#### [Texto extraído]
════════════════

Muchas de nosotras, de forma consciente o inconsciente, continuamos jugando a “ser la mejor mamá”, “la mejor cocinera”, “la mejor en algo”, tal y como lo hacíamos en la infancia cuando nos imponían jugar con muñecas y trastes de juguete. Lo aprendimos y lo reproducimos sin medir las consecuencias que puede tener nuestro comportamiento en la vida de otras personas, de otras mujeres. Vamos por el mundo agrediendo a otras con el machismo que hemos interiorizado y retomamos el rol social que nos han impuesto, cuando nos conviene al relacionarnos de forma agresiva entre nosotras.
¿Qué podemos hacer?
Acabar con estas prácticas no es una tarea sencilla, hace falta mucha conciencia de género, deconstrucción y empatía para desarrollar relaciones sanas con otras mujeres. Sin embargo, no es algo imposible. El primer paso para intentar erradicar los comportamientos misóginos entre mujeres es preguntarnos: ¿por qué tengo ese tipo de relación con esa mujer? ¿Por qué mis emociones son negativas con ella? ¿Por qué me molesta su comportamiento o su forma de ser? ¿Cuál puede ser la causa del conflicto entre nosotras? ¿Por qué actúa de esa manera conmigo? Y muchas otras cuestiones más que deberíamos de analizar.

════════════════

#### [Datos sin procesar]

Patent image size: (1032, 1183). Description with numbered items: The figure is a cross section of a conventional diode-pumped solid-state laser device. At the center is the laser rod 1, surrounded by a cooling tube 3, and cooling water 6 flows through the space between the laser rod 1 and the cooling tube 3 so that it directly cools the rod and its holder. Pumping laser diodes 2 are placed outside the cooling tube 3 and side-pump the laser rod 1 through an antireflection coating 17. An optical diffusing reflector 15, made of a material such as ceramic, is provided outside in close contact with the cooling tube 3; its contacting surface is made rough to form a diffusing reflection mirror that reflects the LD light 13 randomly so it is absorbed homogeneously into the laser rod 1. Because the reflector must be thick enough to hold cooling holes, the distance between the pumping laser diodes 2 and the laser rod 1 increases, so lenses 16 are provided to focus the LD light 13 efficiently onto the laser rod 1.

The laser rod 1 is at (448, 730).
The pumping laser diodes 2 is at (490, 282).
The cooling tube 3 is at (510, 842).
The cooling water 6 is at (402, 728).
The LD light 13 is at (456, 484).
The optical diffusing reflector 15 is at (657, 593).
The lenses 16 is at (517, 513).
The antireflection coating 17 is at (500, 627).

════════════════

#### [Qué hacer]
A: Responde con base en el texto sobre las relaciones entre mujeres:
(i) ¿Con qué objetos se les imponía jugar en la infancia?
(ii) ¿Qué hace falta para desarrollar relaciones sanas con otras mujeres?
(iii) ¿Qué pregunta se plantea primero como paso para intentar erradicar los comportamientos misóginos entre mujeres?
B: Traduce al inglés esta oración del texto sobre las relaciones entre mujeres: "Lo aprendimos y lo reproducimos sin medir las consecuencias que puede tener nuestro comportamiento en la vida de otras personas, de otras mujeres."
C: Convierte en una lista breve el párrafo que empieza con "Acabar con estas prácticas" del texto sobre las relaciones entre mujeres, conservando sus datos principales.

#### [Lista de respuestas]
A:
(i) Con muñecas y trastes de juguete.
(ii) Mucha conciencia de género, deconstrucción y empatía.
(iii) ¿Por qué tengo ese tipo de relación con esa mujer?

B: We learned it and we reproduce it without weighing the consequences that our behavior can have on the lives of other people, of other women.

C:
- Acabar con estas prácticas no es sencillo, pero tampoco imposible.
- Para desarrollar relaciones sanas con otras mujeres hace falta mucha conciencia de género, deconstrucción y empatía.
- El primer paso para intentar erradicar los comportamientos misóginos entre mujeres es hacerse preguntas como estas:
  - ¿Por qué tengo ese tipo de relación con esa mujer?
  - ¿Por qué mis emociones son negativas con ella?
  - ¿Por qué me molesta su comportamiento o su forma de ser?
  - ¿Cuál puede ser la causa del conflicto entre nosotras?
  - ¿Por qué actúa de esa manera conmigo?
- Hay muchas otras cuestiones que también deberían analizarse.